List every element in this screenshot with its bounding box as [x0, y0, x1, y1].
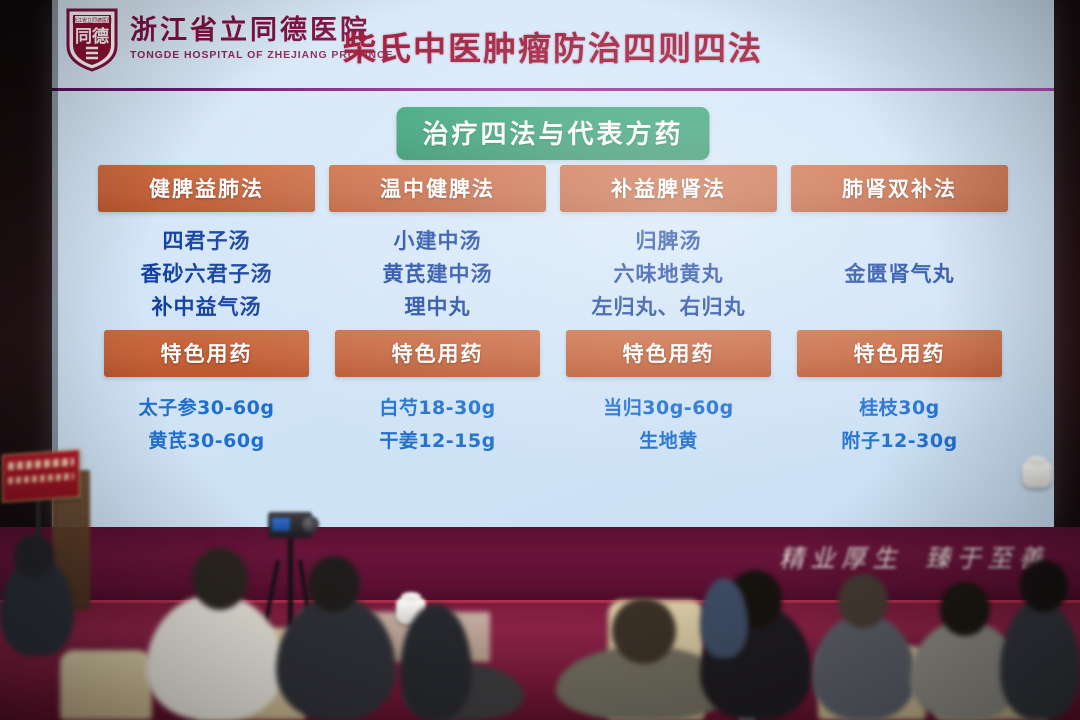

* * *

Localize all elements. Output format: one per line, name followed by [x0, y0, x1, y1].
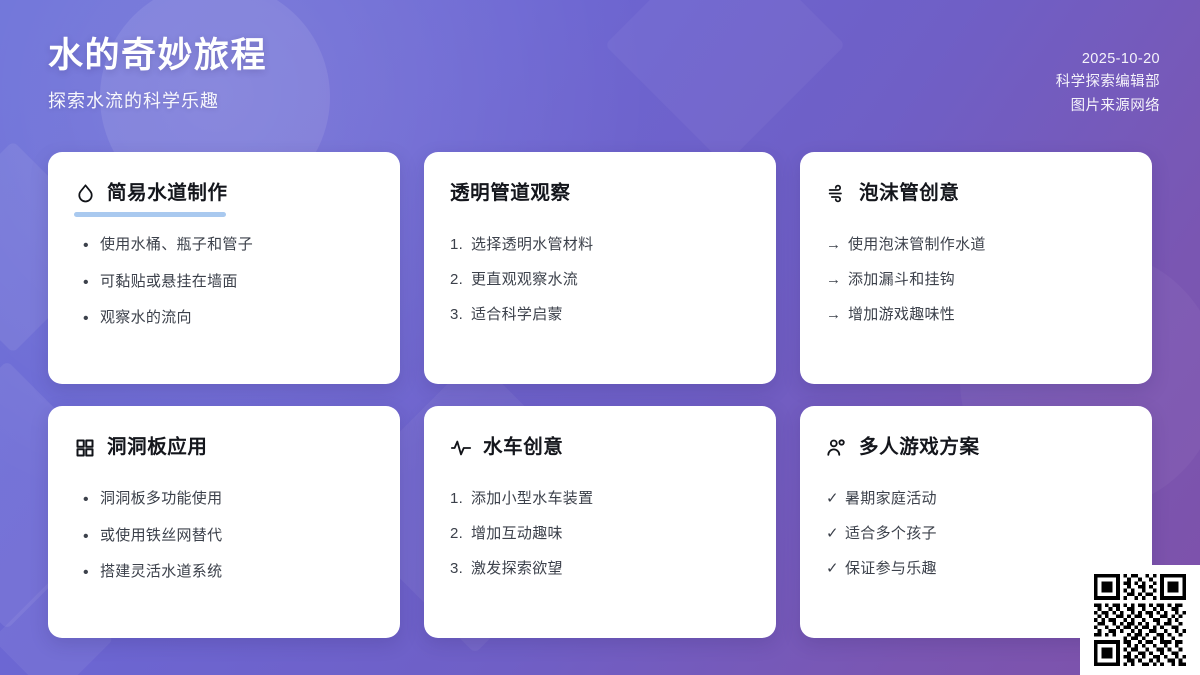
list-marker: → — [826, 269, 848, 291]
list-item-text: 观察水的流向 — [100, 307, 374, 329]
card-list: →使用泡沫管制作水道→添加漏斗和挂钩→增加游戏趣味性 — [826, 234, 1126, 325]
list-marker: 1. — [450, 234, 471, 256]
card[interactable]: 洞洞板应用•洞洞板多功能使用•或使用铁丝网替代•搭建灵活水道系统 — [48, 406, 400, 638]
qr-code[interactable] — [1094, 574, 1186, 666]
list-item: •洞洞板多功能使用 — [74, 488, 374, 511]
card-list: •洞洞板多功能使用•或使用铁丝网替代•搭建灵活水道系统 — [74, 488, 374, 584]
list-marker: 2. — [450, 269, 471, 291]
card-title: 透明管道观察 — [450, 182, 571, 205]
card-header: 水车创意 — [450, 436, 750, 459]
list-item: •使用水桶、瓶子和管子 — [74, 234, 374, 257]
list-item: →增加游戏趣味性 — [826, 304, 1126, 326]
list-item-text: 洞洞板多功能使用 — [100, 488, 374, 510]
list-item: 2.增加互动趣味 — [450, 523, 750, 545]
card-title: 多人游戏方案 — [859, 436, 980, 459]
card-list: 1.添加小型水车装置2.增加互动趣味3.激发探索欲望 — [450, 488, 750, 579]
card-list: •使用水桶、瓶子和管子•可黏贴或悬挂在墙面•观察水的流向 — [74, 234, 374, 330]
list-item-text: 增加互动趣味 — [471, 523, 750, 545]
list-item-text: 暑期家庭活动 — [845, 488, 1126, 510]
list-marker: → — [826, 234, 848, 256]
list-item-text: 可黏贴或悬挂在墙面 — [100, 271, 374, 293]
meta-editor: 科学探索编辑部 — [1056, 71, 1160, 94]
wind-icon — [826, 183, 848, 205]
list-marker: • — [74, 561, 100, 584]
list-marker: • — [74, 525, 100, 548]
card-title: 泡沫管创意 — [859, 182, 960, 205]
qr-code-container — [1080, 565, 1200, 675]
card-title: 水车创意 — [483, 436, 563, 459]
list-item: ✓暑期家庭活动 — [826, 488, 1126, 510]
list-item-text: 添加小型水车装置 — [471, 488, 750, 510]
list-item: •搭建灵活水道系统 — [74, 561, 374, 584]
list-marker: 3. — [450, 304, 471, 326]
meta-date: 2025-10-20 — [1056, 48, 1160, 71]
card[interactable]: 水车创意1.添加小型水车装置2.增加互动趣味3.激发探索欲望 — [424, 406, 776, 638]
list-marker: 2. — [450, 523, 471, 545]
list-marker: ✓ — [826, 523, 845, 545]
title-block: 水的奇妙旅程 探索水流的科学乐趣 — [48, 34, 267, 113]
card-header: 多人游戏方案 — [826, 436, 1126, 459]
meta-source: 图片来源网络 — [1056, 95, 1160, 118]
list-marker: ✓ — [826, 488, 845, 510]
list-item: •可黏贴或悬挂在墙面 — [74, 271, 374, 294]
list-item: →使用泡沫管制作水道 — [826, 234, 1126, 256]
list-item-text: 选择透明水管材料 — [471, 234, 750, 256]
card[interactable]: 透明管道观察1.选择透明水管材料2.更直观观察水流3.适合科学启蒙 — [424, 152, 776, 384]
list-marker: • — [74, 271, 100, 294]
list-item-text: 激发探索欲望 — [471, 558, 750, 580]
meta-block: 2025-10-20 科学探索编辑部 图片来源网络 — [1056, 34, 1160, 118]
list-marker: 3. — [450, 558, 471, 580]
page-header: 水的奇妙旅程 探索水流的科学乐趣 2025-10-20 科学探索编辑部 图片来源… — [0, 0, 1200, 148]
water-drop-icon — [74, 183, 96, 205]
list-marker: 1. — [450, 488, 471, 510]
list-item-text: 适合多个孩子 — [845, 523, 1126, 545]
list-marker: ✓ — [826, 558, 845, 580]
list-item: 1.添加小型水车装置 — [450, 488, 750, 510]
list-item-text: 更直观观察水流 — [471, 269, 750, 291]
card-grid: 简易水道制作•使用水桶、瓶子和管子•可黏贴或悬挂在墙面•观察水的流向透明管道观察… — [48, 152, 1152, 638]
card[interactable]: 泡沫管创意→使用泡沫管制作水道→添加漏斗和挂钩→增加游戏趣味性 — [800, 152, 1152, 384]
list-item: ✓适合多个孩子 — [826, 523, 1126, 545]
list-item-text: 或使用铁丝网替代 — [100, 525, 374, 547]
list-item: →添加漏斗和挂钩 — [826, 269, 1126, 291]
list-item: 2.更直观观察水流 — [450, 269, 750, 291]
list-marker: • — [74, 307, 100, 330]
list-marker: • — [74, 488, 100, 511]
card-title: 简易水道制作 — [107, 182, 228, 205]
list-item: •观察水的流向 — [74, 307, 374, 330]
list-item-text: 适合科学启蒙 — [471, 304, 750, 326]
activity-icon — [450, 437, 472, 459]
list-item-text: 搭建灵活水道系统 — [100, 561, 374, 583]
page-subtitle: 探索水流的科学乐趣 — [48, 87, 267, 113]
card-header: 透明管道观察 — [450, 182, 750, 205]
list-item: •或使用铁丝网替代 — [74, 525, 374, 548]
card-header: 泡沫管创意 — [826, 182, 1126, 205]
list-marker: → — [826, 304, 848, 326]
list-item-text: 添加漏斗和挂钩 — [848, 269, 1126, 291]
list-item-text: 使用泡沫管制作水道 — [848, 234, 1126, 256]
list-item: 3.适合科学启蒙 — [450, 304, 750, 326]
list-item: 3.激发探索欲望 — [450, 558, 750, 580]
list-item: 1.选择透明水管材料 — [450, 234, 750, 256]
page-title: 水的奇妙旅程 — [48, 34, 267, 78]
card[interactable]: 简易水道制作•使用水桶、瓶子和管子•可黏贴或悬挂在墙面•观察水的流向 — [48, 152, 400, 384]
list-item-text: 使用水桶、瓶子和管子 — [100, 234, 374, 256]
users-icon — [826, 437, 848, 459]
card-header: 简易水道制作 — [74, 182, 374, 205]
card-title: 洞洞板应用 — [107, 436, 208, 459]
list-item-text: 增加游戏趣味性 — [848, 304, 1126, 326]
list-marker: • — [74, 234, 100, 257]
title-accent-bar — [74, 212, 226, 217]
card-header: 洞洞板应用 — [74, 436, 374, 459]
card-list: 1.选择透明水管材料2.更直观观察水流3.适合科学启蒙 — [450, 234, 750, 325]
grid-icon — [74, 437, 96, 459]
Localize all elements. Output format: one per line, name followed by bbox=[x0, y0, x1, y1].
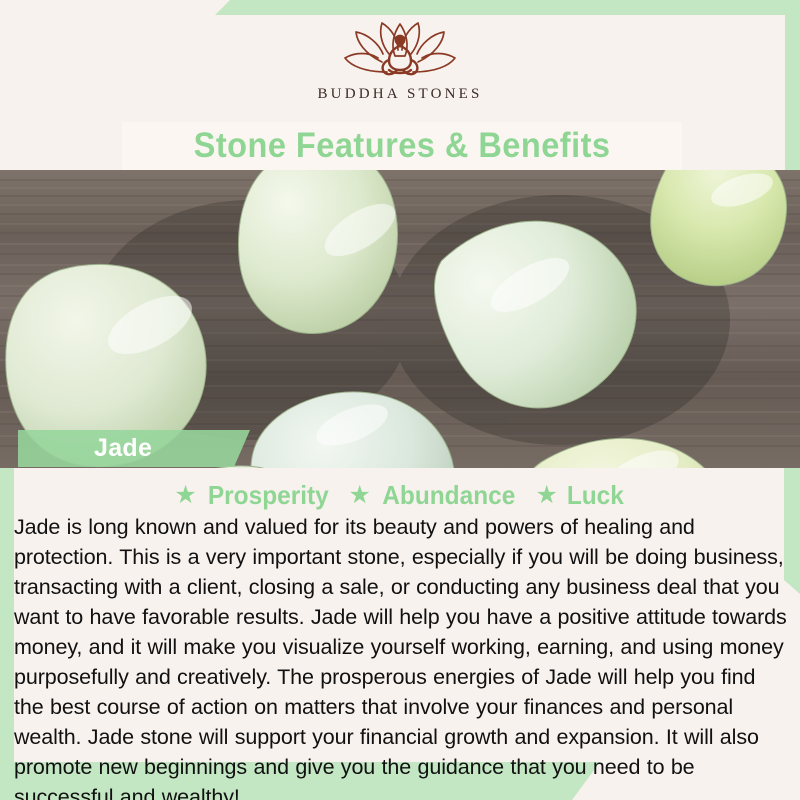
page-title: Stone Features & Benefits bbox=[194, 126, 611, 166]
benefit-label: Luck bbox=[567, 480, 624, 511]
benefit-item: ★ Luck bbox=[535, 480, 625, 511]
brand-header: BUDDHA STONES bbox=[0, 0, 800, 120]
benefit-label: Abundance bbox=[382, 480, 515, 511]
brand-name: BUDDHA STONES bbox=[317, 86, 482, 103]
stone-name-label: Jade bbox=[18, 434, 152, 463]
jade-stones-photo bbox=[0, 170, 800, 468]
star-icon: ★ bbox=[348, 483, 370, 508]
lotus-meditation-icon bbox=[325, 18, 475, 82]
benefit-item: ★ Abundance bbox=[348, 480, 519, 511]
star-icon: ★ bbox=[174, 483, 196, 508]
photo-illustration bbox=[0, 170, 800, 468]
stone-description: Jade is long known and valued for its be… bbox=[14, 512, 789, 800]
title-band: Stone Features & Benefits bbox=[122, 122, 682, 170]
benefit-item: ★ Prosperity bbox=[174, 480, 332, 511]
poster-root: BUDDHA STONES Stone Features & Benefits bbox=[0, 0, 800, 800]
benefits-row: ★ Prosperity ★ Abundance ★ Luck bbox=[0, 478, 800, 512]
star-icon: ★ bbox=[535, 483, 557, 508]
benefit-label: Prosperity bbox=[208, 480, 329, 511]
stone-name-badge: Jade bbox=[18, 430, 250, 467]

_GOAL_.
Can you turn part of the material into a JSON list of strings, one string per line, with blank lines dropped? Begin at the line that has "by [x0, y0, x1, y1].", stop after the line that has "card-title: 多人游戏方案 — [859, 436, 980, 459]", and leave the pictures out.

_TASK RESULT_.
[
  "Localize all elements. Output format: one per line, name followed by [x0, y0, x1, y1].",
  "list-marker: → — [826, 269, 848, 291]",
  "list-item-text: 观察水的流向 — [100, 307, 374, 329]",
  "card-list: →使用泡沫管制作水道→添加漏斗和挂钩→增加游戏趣味性 — [826, 234, 1126, 325]",
  "list-marker: 1. — [450, 234, 471, 256]",
  "card[interactable]: 洞洞板应用•洞洞板多功能使用•或使用铁丝网替代•搭建灵活水道系统 — [48, 406, 400, 638]",
  "qr-code[interactable] — [1094, 574, 1186, 666]",
  "list-item: •洞洞板多功能使用 — [74, 488, 374, 511]",
  "card-list: •洞洞板多功能使用•或使用铁丝网替代•搭建灵活水道系统 — [74, 488, 374, 584]",
  "list-marker: 2. — [450, 269, 471, 291]",
  "card-title: 透明管道观察 — [450, 182, 571, 205]",
  "card-header: 水车创意 — [450, 436, 750, 459]",
  "list-item: •使用水桶、瓶子和管子 — [74, 234, 374, 257]",
  "list-item: →增加游戏趣味性 — [826, 304, 1126, 326]",
  "list-item-text: 洞洞板多功能使用 — [100, 488, 374, 510]",
  "list-item: 2.增加互动趣味 — [450, 523, 750, 545]",
  "card-title: 多人游戏方案 — [859, 436, 980, 459]"
]